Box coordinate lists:
- - - - -

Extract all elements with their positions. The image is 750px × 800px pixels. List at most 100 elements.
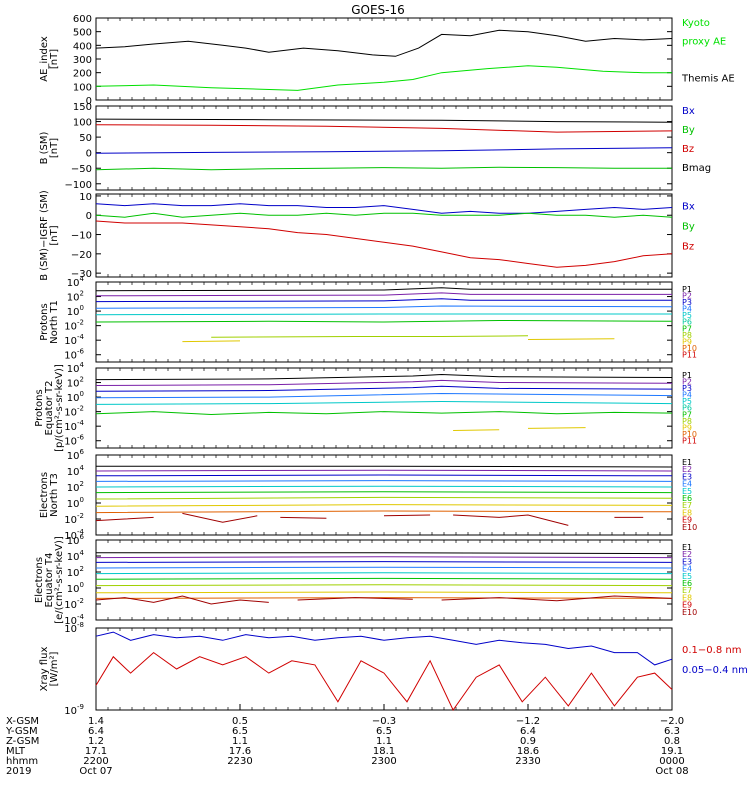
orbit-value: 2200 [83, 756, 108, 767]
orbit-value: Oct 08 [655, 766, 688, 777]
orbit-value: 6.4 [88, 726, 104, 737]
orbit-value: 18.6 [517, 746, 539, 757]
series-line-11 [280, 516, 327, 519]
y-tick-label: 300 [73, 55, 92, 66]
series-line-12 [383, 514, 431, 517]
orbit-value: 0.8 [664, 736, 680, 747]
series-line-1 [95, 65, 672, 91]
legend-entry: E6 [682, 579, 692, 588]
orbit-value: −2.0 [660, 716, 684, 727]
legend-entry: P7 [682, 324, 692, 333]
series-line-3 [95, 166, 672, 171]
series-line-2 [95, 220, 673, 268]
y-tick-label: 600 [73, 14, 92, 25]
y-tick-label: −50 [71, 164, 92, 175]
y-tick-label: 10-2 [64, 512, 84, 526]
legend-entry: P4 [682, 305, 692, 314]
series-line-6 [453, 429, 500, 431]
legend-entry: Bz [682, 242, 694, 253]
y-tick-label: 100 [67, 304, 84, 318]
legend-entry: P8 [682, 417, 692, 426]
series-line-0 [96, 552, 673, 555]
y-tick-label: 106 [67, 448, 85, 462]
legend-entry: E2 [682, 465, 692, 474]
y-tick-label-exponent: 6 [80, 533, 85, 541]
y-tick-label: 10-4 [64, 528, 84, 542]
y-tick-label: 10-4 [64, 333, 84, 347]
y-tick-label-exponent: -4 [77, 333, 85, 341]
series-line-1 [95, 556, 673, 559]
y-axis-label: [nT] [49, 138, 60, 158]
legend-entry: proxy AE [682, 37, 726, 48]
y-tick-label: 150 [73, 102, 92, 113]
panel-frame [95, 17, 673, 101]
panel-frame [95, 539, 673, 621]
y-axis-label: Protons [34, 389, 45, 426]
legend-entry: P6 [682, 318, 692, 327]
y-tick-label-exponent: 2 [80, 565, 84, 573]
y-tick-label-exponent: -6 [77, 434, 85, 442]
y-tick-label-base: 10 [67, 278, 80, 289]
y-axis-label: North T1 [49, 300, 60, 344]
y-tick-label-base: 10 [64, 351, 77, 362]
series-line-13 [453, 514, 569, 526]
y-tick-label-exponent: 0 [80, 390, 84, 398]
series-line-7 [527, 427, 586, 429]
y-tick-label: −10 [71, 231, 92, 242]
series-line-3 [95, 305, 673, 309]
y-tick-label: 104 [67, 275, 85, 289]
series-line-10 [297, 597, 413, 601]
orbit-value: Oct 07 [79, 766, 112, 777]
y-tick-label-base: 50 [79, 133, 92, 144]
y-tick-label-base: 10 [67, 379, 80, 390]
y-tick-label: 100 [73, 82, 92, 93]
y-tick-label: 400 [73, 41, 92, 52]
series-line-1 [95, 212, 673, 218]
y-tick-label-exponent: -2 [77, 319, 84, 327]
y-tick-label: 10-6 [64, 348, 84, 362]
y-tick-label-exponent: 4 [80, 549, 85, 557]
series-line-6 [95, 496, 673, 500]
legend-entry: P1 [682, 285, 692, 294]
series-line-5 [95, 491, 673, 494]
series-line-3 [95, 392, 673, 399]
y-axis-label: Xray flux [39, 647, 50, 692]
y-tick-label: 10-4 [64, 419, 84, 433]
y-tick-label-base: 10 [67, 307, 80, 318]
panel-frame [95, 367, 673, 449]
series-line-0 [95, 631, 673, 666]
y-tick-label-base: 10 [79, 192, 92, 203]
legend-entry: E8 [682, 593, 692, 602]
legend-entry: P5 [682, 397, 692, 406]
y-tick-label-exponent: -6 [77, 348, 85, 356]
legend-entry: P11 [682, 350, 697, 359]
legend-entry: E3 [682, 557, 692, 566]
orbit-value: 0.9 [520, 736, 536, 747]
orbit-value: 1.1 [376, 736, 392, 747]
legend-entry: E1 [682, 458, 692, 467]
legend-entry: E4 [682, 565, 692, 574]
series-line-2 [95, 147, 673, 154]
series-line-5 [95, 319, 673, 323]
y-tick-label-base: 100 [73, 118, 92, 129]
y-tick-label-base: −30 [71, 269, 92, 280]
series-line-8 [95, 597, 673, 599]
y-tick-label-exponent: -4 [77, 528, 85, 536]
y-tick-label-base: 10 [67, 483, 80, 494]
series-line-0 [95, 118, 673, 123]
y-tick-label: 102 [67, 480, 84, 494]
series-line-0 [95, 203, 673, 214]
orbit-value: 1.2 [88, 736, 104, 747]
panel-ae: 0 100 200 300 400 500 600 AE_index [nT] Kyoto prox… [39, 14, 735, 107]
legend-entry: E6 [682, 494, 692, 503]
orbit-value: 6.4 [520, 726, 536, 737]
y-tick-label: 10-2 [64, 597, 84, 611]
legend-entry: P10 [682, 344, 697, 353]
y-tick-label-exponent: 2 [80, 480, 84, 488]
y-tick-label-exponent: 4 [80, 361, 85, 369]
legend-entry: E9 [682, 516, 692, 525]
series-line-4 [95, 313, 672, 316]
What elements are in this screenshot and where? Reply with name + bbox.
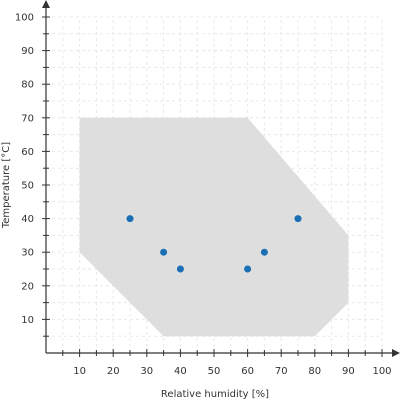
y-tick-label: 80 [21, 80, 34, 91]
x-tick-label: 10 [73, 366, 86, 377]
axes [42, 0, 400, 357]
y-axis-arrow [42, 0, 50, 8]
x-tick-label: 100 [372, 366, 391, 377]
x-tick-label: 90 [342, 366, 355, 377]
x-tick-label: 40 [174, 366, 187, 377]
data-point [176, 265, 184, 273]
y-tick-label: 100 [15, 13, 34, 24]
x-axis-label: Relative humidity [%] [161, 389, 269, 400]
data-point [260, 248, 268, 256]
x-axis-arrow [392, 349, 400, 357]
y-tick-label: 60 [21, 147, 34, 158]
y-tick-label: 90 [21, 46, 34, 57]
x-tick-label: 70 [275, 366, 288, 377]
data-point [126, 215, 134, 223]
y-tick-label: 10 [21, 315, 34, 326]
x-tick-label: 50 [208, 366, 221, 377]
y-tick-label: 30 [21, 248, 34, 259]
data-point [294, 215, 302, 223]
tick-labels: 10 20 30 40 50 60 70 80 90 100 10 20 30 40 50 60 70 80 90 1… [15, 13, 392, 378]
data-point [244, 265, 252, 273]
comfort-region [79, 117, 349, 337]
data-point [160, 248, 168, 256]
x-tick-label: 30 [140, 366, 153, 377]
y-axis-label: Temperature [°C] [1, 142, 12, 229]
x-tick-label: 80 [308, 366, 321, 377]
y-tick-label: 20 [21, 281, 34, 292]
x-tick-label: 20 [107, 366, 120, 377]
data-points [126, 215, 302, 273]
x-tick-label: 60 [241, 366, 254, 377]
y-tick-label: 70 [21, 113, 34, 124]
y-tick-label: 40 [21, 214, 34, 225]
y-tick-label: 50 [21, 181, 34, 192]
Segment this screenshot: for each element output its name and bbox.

- - - - -

§ PROBLEM STATEMENT
Rename "orbit-value" to "orbit-reading" throughout all of the items above and write out every line again with nothing else changed. Leave the pictures out of your answer.

§ RESPONSE FOR THIS EXERCISE
Extract all elements with their positions. The image is 750px × 800px pixels. List at most 100 elements.
orbit-reading: 2200 [83, 756, 108, 767]
orbit-reading: Oct 08 [655, 766, 688, 777]
orbit-reading: 6.4 [88, 726, 104, 737]
orbit-reading: 18.6 [517, 746, 539, 757]
series-line-11 [280, 516, 327, 519]
y-tick-label: 300 [73, 55, 92, 66]
series-line-12 [383, 514, 431, 517]
orbit-reading: 0.8 [664, 736, 680, 747]
series-line-1 [95, 65, 672, 91]
legend-entry: E6 [682, 579, 692, 588]
orbit-reading: −2.0 [660, 716, 684, 727]
legend-entry: P7 [682, 324, 692, 333]
series-line-3 [95, 166, 672, 171]
series-line-2 [95, 220, 673, 268]
y-tick-label: 600 [73, 14, 92, 25]
y-tick-label: −50 [71, 164, 92, 175]
y-tick-label: 10-2 [64, 512, 84, 526]
legend-entry: P4 [682, 305, 692, 314]
series-line-6 [453, 429, 500, 431]
legend-entry: Bz [682, 242, 694, 253]
y-tick-label: 100 [67, 304, 84, 318]
legend-entry: P8 [682, 417, 692, 426]
series-line-0 [96, 552, 673, 555]
y-tick-label: 106 [67, 448, 85, 462]
legend-entry: E2 [682, 465, 692, 474]
y-tick-label-exponent: 6 [80, 533, 85, 541]
y-tick-label: 10-4 [64, 528, 84, 542]
y-tick-label: 10-4 [64, 333, 84, 347]
y-tick-label-exponent: -4 [77, 333, 85, 341]
series-line-1 [95, 556, 673, 559]
y-axis-label: [nT] [49, 138, 60, 158]
legend-entry: proxy AE [682, 37, 726, 48]
y-tick-label: 150 [73, 102, 92, 113]
panel-frame [95, 17, 673, 101]
panel-frame [95, 539, 673, 621]
y-axis-label: Protons [34, 389, 45, 426]
legend-entry: P6 [682, 318, 692, 327]
y-tick-label-exponent: 2 [80, 565, 84, 573]
y-tick-label-exponent: -6 [77, 434, 85, 442]
y-tick-label-base: 10 [67, 278, 80, 289]
y-axis-label: North T1 [49, 300, 60, 344]
y-tick-label-base: 10 [64, 351, 77, 362]
series-line-13 [453, 514, 569, 526]
y-tick-label-exponent: 0 [80, 390, 84, 398]
series-line-7 [527, 427, 586, 429]
y-tick-label: −10 [71, 231, 92, 242]
series-line-3 [95, 305, 673, 309]
y-tick-label: 104 [67, 275, 85, 289]
series-line-10 [297, 597, 413, 601]
orbit-reading: Oct 07 [79, 766, 112, 777]
y-tick-label-base: 50 [79, 133, 92, 144]
y-tick-label-base: 10 [67, 379, 80, 390]
y-tick-label: 100 [73, 82, 92, 93]
y-tick-label: 400 [73, 41, 92, 52]
series-line-1 [95, 212, 673, 218]
y-tick-label-exponent: -2 [77, 319, 84, 327]
y-tick-label: 10-6 [64, 348, 84, 362]
y-tick-label-exponent: 4 [80, 549, 85, 557]
series-line-6 [95, 496, 673, 500]
legend-entry: P1 [682, 285, 692, 294]
series-line-5 [95, 491, 673, 494]
series-line-3 [95, 392, 673, 399]
y-axis-label: Xray flux [39, 647, 50, 692]
y-tick-label: 10-4 [64, 419, 84, 433]
y-tick-label-base: 10 [67, 307, 80, 318]
panel-frame [95, 367, 673, 449]
series-line-0 [95, 631, 673, 666]
y-tick-label-base: 10 [79, 192, 92, 203]
legend-entry: E8 [682, 593, 692, 602]
legend-entry: P5 [682, 397, 692, 406]
y-tick-label-exponent: -6 [77, 348, 85, 356]
legend-entry: P11 [682, 350, 697, 359]
legend-entry: E3 [682, 557, 692, 566]
orbit-reading: 0.9 [520, 736, 536, 747]
orbit-reading: 1.1 [376, 736, 392, 747]
legend-entry: E1 [682, 458, 692, 467]
legend-entry: E4 [682, 565, 692, 574]
series-line-2 [95, 147, 673, 154]
series-line-5 [95, 319, 673, 323]
y-tick-label-base: 100 [73, 118, 92, 129]
y-tick-label-base: −30 [71, 269, 92, 280]
series-line-8 [95, 597, 673, 599]
y-tick-label-exponent: -4 [77, 528, 85, 536]
y-tick-label-base: 10 [67, 483, 80, 494]
series-line-0 [95, 118, 673, 123]
y-tick-label: 102 [67, 480, 84, 494]
series-line-0 [95, 203, 673, 214]
orbit-reading: 1.2 [88, 736, 104, 747]
panel-ae: 0 100 200 300 400 500 600 AE_index [nT] Kyoto prox… [39, 14, 735, 107]
legend-entry: E6 [682, 494, 692, 503]
orbit-reading: 6.4 [520, 726, 536, 737]
y-tick-label: 10-2 [64, 597, 84, 611]
legend-entry: P10 [682, 344, 697, 353]
y-tick-label-exponent: 2 [80, 480, 84, 488]
y-tick-label-exponent: 4 [80, 361, 85, 369]
legend-entry: E9 [682, 516, 692, 525]
series-line-4 [95, 313, 672, 316]
What elements are in this screenshot and where? Reply with name + bbox.
y-tick-label: 80 [21, 80, 34, 91]
x-tick-label: 10 [73, 366, 86, 377]
axes [42, 0, 400, 357]
y-axis-arrow [42, 0, 50, 8]
x-tick-label: 100 [372, 366, 391, 377]
x-tick-label: 90 [342, 366, 355, 377]
x-tick-label: 40 [174, 366, 187, 377]
data-point [176, 265, 184, 273]
y-tick-label: 100 [15, 13, 34, 24]
x-axis-label: Relative humidity [%] [161, 389, 269, 400]
data-point [260, 248, 268, 256]
x-axis-arrow [392, 349, 400, 357]
y-tick-label: 60 [21, 147, 34, 158]
y-tick-label: 90 [21, 46, 34, 57]
x-tick-label: 70 [275, 366, 288, 377]
data-point [126, 215, 134, 223]
y-tick-label: 10 [21, 315, 34, 326]
x-tick-label: 50 [208, 366, 221, 377]
y-tick-label: 30 [21, 248, 34, 259]
data-point [294, 215, 302, 223]
tick-labels: 10 20 30 40 50 60 70 80 90 100 10 20 30 40 50 60 70 80 90 1… [15, 13, 392, 378]
data-point [244, 265, 252, 273]
comfort-region [79, 117, 349, 337]
data-point [160, 248, 168, 256]
x-tick-label: 30 [140, 366, 153, 377]
y-axis-label: Temperature [°C] [1, 142, 12, 229]
x-tick-label: 80 [308, 366, 321, 377]
y-tick-label: 20 [21, 281, 34, 292]
x-tick-label: 20 [107, 366, 120, 377]
data-points [126, 215, 302, 273]
x-tick-label: 60 [241, 366, 254, 377]
y-tick-label: 70 [21, 113, 34, 124]
y-tick-label: 40 [21, 214, 34, 225]
y-tick-label: 50 [21, 181, 34, 192]
Segment this screenshot: for each element output its name and bbox.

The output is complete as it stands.